Repeat every record below exactly as it appears.

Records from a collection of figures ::
+ + +

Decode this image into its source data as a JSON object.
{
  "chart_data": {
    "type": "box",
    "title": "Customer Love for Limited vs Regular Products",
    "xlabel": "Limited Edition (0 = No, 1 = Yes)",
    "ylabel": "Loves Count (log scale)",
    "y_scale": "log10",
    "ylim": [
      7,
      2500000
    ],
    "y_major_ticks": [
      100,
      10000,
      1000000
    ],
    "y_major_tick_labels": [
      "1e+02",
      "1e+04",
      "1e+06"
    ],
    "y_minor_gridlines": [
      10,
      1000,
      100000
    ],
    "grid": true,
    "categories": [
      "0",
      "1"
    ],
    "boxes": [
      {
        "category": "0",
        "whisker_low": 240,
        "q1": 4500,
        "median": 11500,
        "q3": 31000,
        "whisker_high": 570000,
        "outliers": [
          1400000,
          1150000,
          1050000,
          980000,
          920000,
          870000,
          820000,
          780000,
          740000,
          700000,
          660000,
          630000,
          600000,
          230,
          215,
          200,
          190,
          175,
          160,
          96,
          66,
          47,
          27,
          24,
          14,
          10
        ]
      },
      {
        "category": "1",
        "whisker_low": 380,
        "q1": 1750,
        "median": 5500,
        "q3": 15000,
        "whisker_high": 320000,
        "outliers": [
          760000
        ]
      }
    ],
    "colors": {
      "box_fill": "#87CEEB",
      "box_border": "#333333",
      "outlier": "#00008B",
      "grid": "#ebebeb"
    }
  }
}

+ + +

Exercise answer ::
Decode this image into its source data as a JSON object.
{
  "chart_data": {
    "type": "box",
    "title": "Customer Love for Limited vs Regular Products",
    "xlabel": "Limited Edition (0 = No, 1 = Yes)",
    "ylabel": "Loves Count (log scale)",
    "y_scale": "log10",
    "ylim": [
      7,
      2500000
    ],
    "y_major_ticks": [
      100,
      10000,
      1000000
    ],
    "y_major_tick_labels": [
      "1e+02",
      "1e+04",
      "1e+06"
    ],
    "y_minor_gridlines": [
      10,
      1000,
      100000
    ],
    "grid": true,
    "categories": [
      "0",
      "1"
    ],
    "boxes": [
      {
        "category": "0",
        "whisker_low": 240,
        "q1": 4500,
        "median": 11500,
        "q3": 31000,
        "whisker_high": 570000,
        "outliers": [
          1400000,
          1150000,
          1050000,
          980000,
          920000,
          870000,
          820000,
          780000,
          740000,
          700000,
          660000,
          630000,
          600000,
          230,
          215,
          200,
          190,
          175,
          160,
          96,
          66,
          47,
          27,
          24,
          14,
          10
        ]
      },
      {
        "category": "1",
        "whisker_low": 380,
        "q1": 1750,
        "median": 5500,
        "q3": 15000,
        "whisker_high": 320000,
        "outliers": [
          760000
        ]
      }
    ],
    "colors": {
      "box_fill": "#87CEEB",
      "box_border": "#333333",
      "outlier": "#00008B",
      "grid": "#ebebeb"
    }
  }
}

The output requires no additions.